───── DATA SHOWN

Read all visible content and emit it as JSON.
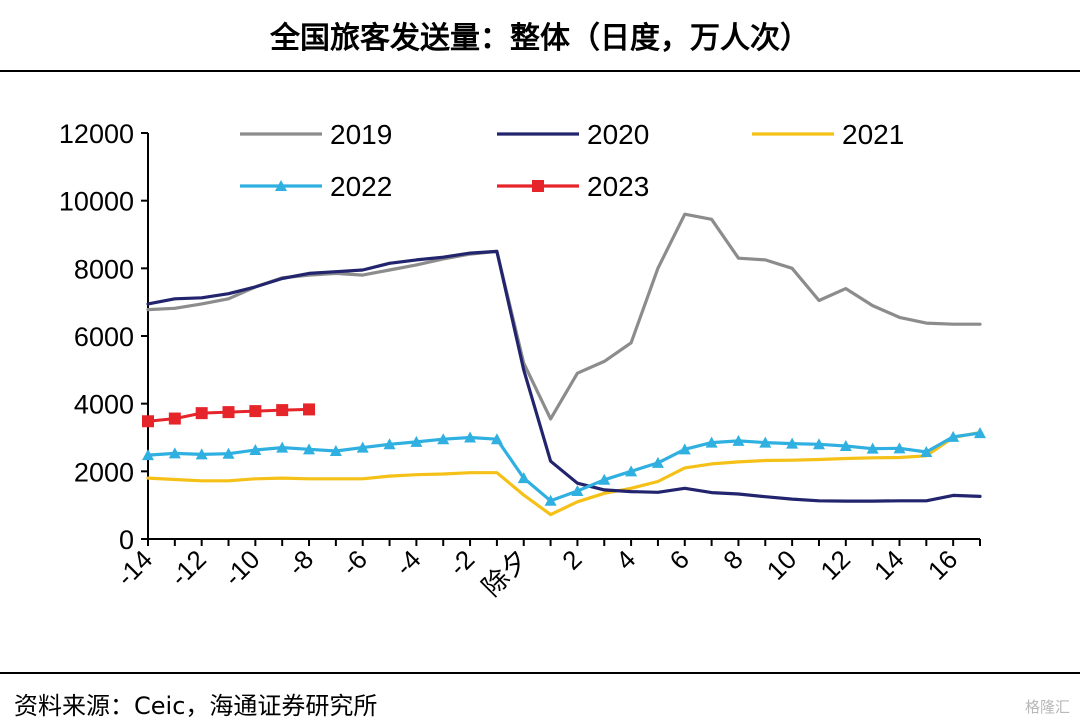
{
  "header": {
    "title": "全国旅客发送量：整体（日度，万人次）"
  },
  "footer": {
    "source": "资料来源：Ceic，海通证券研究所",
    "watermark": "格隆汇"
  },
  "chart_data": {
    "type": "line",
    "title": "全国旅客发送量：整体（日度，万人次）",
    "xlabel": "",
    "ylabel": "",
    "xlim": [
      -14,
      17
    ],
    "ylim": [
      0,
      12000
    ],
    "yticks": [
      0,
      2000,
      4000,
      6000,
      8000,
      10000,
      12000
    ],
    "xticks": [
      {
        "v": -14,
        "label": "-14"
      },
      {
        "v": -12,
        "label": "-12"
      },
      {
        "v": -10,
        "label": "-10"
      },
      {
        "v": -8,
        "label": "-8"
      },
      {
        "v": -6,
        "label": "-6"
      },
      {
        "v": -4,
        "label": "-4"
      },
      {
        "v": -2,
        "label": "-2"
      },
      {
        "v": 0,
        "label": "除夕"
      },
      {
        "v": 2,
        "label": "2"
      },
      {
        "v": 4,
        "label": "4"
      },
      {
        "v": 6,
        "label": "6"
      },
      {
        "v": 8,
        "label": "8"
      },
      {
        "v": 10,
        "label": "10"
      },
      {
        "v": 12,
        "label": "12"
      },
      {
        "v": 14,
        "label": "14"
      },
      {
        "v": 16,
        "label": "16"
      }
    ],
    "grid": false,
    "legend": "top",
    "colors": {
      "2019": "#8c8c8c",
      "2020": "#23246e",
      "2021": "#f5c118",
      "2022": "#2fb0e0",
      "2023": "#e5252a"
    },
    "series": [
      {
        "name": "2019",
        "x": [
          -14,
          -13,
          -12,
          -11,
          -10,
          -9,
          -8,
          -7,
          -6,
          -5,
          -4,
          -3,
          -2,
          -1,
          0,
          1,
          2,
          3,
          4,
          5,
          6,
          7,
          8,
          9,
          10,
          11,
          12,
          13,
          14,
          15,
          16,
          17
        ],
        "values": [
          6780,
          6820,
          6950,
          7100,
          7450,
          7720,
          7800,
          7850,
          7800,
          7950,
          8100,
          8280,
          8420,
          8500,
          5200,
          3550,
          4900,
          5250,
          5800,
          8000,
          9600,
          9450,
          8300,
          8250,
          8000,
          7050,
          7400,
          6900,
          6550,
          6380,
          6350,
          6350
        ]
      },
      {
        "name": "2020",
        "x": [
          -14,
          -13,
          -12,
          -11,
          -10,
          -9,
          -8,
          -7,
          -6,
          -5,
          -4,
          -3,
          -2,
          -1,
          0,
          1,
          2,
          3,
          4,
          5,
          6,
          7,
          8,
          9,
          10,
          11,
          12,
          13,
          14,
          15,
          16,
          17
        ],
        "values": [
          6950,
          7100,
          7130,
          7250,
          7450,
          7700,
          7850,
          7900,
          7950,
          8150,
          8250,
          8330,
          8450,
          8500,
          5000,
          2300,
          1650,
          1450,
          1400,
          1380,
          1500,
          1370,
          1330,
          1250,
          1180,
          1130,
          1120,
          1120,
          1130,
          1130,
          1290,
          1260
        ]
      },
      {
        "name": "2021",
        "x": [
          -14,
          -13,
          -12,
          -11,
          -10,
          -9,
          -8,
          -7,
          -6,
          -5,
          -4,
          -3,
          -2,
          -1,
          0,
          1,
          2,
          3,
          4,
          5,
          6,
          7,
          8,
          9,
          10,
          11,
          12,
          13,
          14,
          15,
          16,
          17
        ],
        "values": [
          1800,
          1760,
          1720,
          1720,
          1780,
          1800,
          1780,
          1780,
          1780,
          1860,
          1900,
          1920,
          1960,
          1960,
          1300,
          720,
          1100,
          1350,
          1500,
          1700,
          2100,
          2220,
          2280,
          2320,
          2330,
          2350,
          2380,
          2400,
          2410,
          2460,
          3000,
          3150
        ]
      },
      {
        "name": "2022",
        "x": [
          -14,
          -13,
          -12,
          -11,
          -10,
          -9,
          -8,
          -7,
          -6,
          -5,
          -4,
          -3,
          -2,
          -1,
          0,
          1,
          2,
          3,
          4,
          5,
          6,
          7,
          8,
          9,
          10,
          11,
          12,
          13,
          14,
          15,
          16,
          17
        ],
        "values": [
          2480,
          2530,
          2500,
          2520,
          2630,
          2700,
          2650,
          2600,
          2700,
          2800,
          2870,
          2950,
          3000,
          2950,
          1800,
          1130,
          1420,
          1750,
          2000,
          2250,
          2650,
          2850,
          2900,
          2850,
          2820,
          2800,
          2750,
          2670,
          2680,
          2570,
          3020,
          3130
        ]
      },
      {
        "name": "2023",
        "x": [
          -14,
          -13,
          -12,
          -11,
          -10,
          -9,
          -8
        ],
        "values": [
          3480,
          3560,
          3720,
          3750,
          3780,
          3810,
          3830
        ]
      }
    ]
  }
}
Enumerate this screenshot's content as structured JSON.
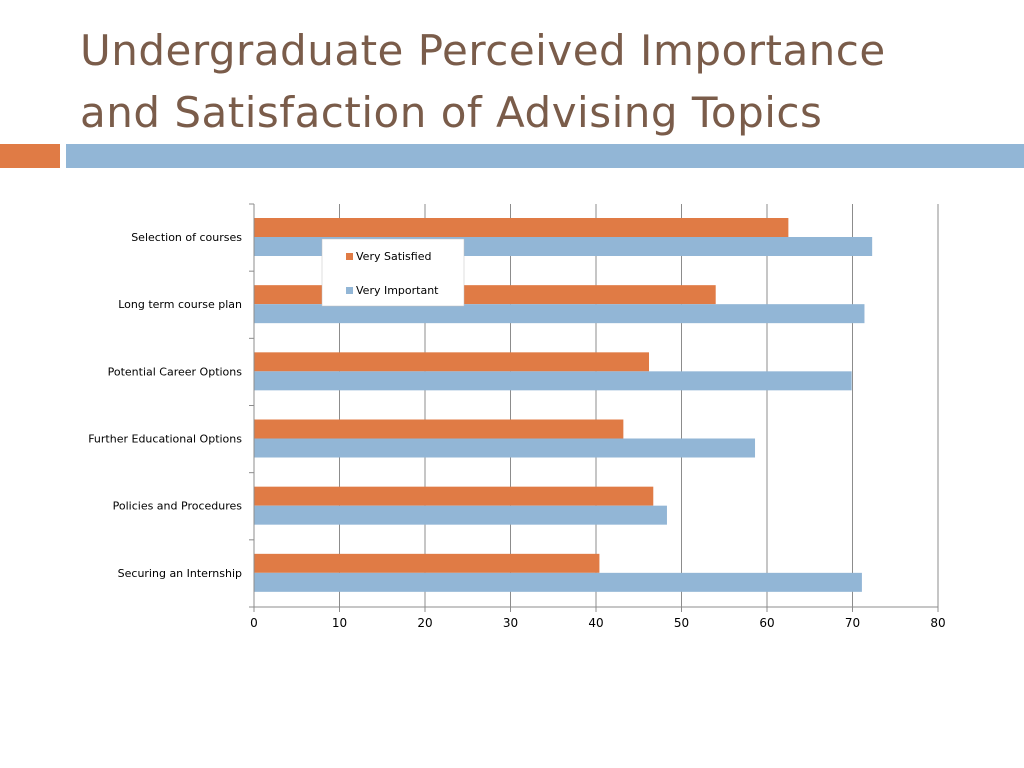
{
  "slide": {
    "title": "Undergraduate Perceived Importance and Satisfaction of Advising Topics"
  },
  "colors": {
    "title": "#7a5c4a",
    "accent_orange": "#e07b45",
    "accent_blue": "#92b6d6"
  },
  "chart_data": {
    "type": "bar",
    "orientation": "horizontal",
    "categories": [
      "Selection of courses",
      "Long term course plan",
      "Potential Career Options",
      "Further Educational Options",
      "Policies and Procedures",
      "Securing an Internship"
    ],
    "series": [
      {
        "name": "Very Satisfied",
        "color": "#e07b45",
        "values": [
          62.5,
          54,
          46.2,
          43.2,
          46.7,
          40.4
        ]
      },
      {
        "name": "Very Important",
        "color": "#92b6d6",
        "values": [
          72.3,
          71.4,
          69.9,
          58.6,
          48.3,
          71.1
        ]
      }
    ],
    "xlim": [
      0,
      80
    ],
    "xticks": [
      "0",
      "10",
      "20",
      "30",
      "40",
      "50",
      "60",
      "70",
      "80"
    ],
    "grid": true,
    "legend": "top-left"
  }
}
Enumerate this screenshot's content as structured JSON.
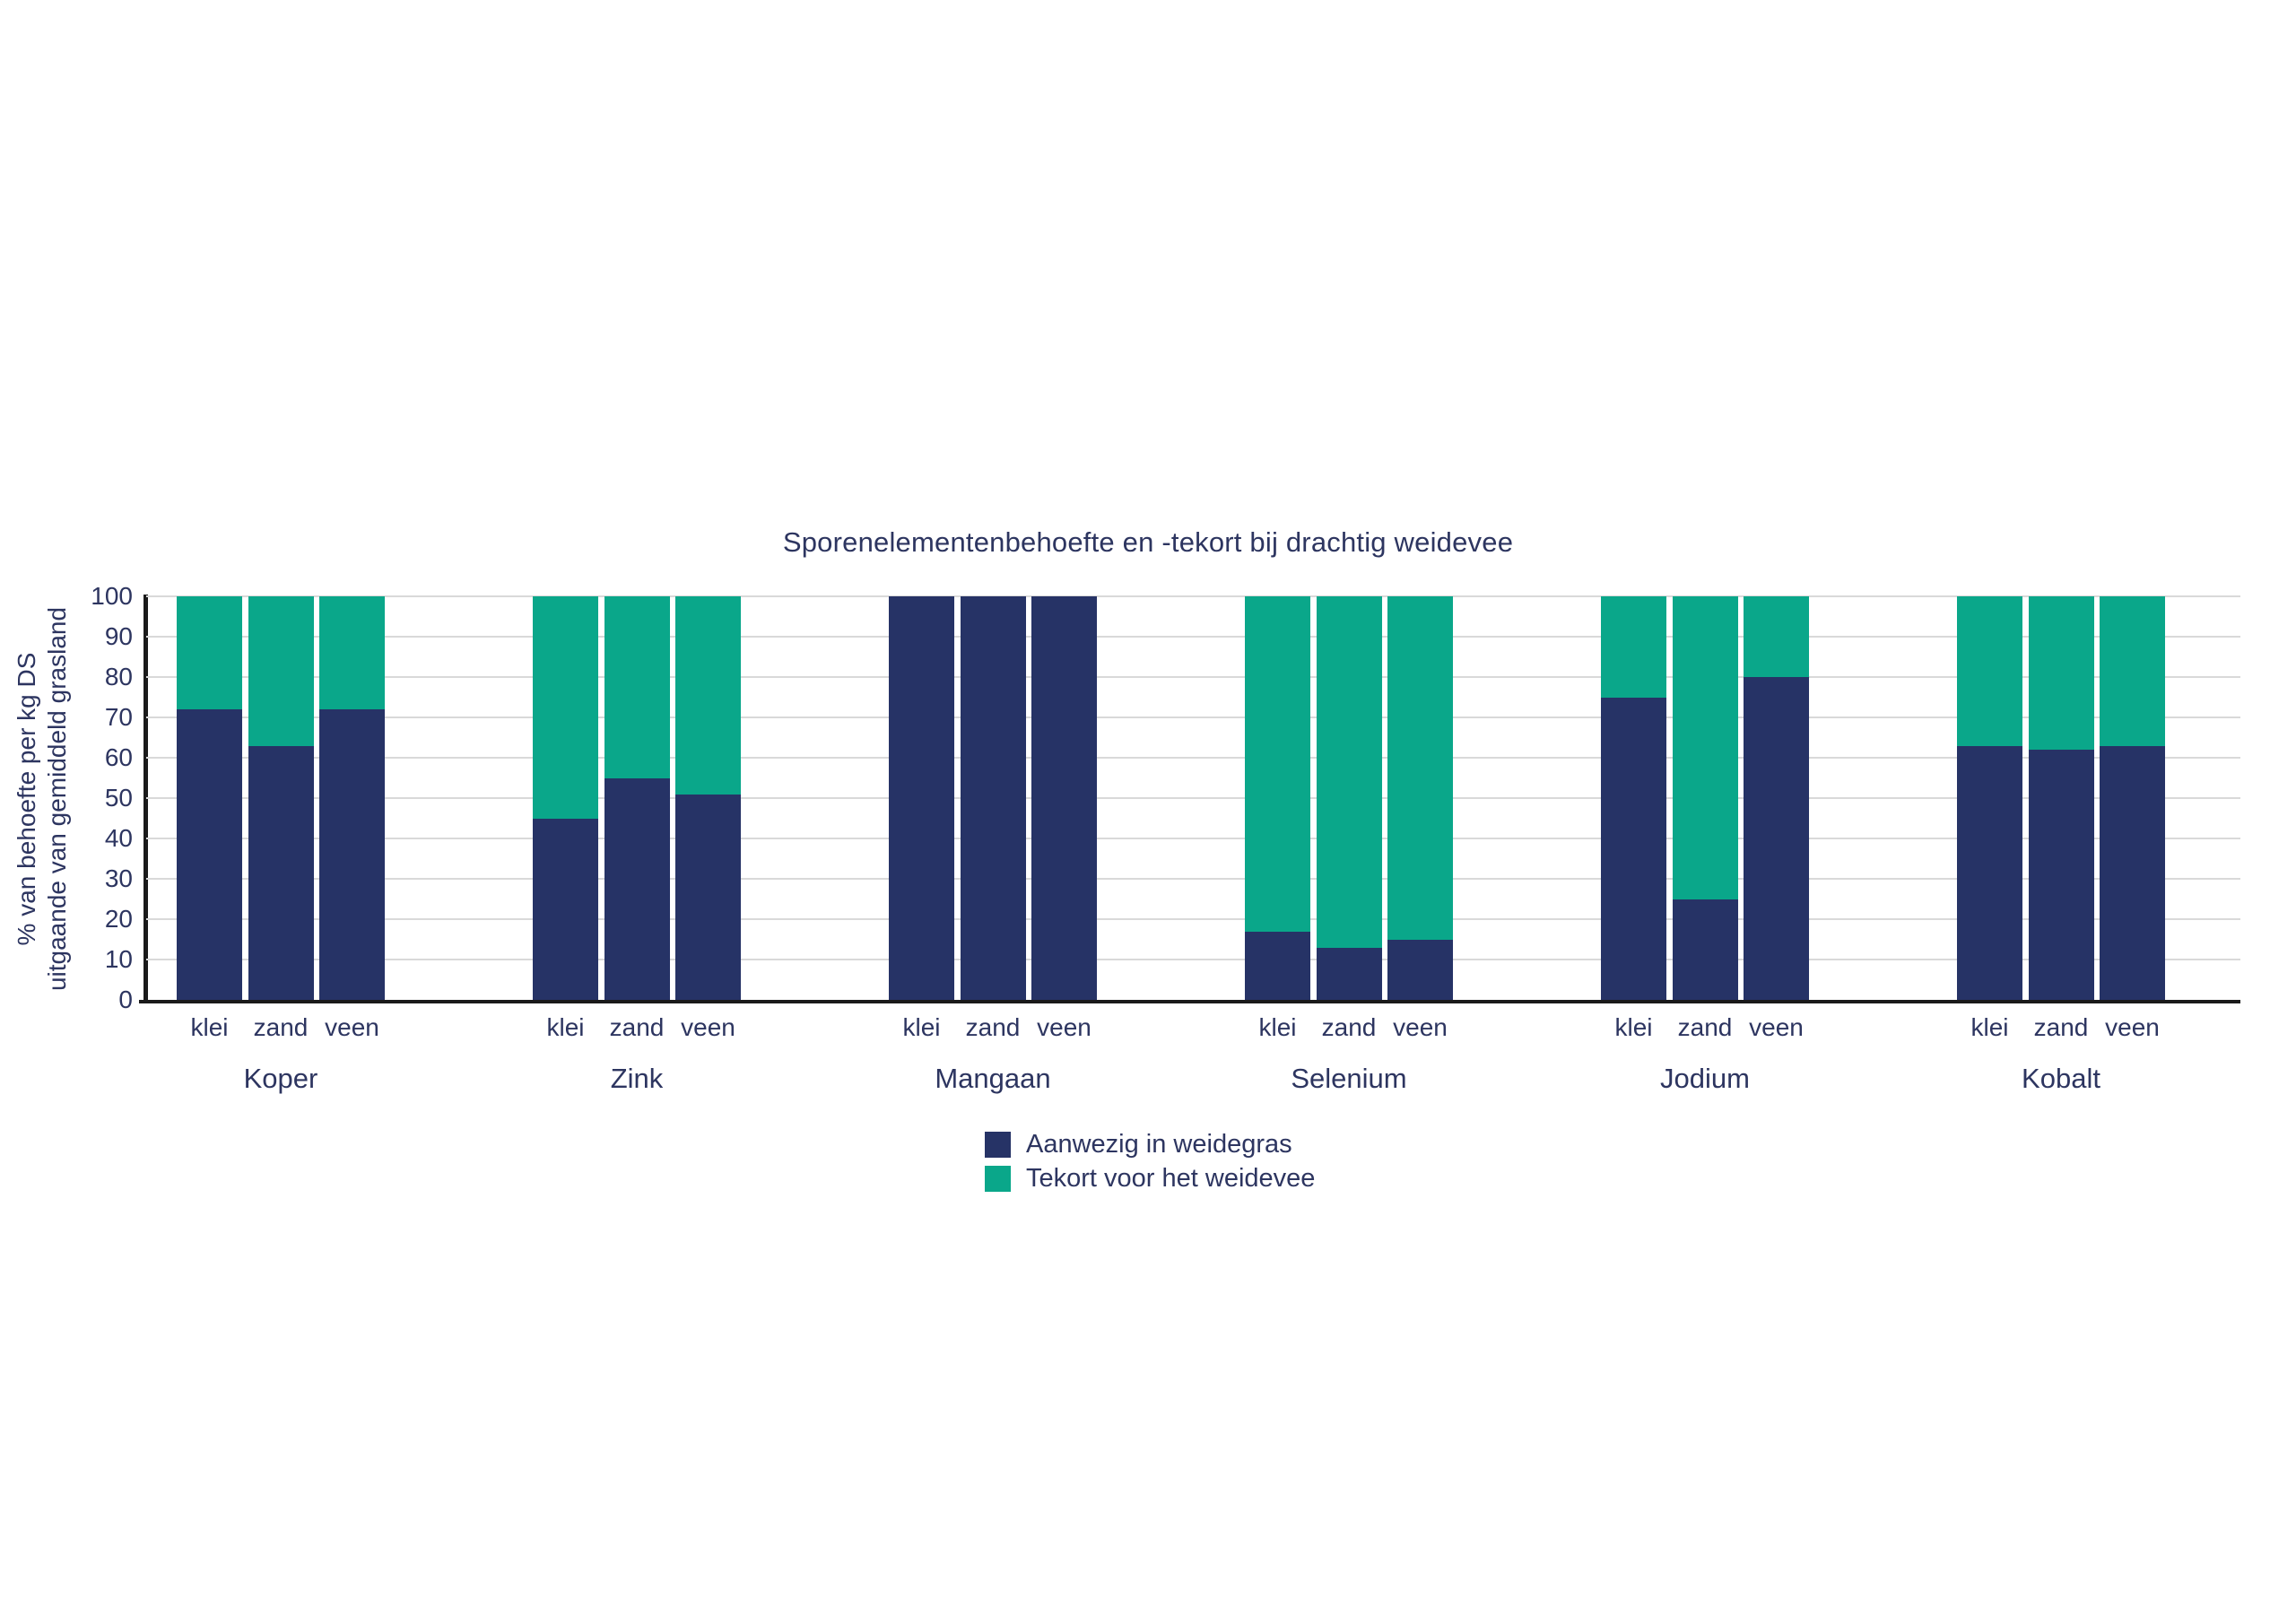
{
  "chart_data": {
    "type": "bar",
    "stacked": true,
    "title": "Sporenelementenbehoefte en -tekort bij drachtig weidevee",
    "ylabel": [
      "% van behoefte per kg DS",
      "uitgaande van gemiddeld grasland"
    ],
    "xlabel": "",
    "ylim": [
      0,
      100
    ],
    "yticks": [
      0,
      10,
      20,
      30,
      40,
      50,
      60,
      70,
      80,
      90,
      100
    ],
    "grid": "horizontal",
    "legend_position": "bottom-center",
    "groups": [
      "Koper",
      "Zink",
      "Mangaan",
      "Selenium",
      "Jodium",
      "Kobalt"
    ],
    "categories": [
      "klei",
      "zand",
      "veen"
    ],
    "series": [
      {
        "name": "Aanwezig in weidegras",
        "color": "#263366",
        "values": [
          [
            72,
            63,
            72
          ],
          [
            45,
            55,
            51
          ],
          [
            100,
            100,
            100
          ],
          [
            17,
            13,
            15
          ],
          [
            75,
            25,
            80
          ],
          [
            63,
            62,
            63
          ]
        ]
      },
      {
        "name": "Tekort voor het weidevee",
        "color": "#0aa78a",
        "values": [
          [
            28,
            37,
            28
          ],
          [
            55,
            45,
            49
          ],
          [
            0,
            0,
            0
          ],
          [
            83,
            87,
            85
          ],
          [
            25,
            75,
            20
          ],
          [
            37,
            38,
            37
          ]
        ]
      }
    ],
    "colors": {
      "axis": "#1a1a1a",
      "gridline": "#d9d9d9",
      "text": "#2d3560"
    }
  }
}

──────────

## YOUR GOAL
From the records given above, copy all lines containing "Options".

## THE ANSWER
      "Potential Career Options",
      "Further Educational Options",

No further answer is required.